§ EXERCISE PROMPT: In the data below, find every line with the string "请问律师" and pull it out.

[Begin]

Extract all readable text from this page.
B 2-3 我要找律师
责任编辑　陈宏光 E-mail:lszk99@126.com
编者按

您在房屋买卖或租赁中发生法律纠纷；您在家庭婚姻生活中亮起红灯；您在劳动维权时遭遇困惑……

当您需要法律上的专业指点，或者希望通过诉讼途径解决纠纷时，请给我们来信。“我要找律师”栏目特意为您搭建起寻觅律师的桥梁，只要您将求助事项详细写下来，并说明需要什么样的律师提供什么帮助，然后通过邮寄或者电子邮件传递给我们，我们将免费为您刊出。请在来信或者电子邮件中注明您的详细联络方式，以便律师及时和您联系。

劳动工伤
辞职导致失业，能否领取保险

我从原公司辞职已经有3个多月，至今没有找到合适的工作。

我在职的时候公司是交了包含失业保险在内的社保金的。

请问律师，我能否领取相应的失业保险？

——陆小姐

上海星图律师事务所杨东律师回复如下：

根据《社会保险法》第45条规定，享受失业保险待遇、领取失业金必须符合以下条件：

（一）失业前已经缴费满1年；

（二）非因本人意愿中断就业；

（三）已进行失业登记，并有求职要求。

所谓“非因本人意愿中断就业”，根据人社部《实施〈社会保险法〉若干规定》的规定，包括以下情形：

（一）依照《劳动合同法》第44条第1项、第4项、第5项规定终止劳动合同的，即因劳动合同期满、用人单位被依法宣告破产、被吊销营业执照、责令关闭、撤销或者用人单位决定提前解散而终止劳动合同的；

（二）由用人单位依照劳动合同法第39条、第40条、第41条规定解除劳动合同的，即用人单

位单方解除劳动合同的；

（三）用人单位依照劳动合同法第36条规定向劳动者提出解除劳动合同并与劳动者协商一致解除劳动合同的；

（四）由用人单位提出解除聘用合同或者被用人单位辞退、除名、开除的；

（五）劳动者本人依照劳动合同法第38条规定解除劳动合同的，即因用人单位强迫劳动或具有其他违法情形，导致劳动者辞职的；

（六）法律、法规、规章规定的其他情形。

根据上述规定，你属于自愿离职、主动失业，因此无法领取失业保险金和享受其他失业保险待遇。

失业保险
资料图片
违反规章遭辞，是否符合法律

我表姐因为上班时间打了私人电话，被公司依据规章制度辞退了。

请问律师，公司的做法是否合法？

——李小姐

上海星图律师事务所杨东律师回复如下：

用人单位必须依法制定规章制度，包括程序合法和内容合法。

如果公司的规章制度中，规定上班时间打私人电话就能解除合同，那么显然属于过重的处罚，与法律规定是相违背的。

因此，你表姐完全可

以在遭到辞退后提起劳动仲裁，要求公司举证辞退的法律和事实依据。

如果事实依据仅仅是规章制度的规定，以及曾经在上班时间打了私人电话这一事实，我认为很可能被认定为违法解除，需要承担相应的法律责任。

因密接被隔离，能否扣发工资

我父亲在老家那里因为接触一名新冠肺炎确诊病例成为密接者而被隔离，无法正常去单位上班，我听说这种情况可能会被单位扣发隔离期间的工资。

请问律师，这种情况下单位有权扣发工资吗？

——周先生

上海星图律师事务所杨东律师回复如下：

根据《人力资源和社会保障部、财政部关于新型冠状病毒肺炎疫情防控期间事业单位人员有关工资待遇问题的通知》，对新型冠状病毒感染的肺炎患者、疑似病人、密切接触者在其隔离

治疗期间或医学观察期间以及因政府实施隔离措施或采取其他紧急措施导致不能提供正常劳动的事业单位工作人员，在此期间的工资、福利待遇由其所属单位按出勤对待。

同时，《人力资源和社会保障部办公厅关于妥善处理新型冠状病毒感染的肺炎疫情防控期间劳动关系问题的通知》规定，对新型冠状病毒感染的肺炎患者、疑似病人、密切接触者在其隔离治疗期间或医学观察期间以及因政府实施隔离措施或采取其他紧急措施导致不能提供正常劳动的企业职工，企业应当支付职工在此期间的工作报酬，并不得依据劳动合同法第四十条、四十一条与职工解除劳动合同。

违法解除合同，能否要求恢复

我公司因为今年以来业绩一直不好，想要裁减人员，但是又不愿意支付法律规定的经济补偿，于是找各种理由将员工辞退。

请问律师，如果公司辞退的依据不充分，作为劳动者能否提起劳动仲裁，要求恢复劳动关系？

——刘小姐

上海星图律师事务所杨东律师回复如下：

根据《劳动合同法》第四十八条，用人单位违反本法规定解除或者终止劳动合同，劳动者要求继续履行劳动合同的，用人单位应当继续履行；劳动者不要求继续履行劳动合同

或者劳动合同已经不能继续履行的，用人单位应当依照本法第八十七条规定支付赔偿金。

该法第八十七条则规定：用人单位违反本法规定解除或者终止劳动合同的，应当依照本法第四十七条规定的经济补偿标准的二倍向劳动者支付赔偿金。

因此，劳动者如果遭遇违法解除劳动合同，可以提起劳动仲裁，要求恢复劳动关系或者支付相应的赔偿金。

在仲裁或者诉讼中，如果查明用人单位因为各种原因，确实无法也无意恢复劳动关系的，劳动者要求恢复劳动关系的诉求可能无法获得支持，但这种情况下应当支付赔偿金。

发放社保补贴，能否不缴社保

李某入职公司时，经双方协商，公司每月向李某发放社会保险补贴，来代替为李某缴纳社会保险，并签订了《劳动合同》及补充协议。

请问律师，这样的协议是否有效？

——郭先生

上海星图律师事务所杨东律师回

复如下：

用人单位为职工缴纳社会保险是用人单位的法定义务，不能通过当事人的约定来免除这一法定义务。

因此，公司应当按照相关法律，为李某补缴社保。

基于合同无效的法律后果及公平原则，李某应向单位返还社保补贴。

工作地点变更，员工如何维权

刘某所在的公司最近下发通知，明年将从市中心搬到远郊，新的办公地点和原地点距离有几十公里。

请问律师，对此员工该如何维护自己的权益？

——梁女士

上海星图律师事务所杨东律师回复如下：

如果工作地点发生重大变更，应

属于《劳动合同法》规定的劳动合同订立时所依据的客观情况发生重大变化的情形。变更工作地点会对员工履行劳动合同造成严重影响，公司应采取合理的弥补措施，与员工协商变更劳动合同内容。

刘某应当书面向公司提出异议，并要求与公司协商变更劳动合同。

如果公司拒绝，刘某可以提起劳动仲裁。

[End]

§ TASK OUTPUT:
请问律师，我能否领取相应的失业保险？
请问律师，公司的做法是否合法？
请问律师，这种情况下单位有权扣发工资吗？
请问律师，如果公司辞退的依据不充分，作为劳动者能否提起劳动仲裁，要求恢复劳动关系？
请问律师，这样的协议是否有效？
请问律师，对此员工该如何维护自己的权益？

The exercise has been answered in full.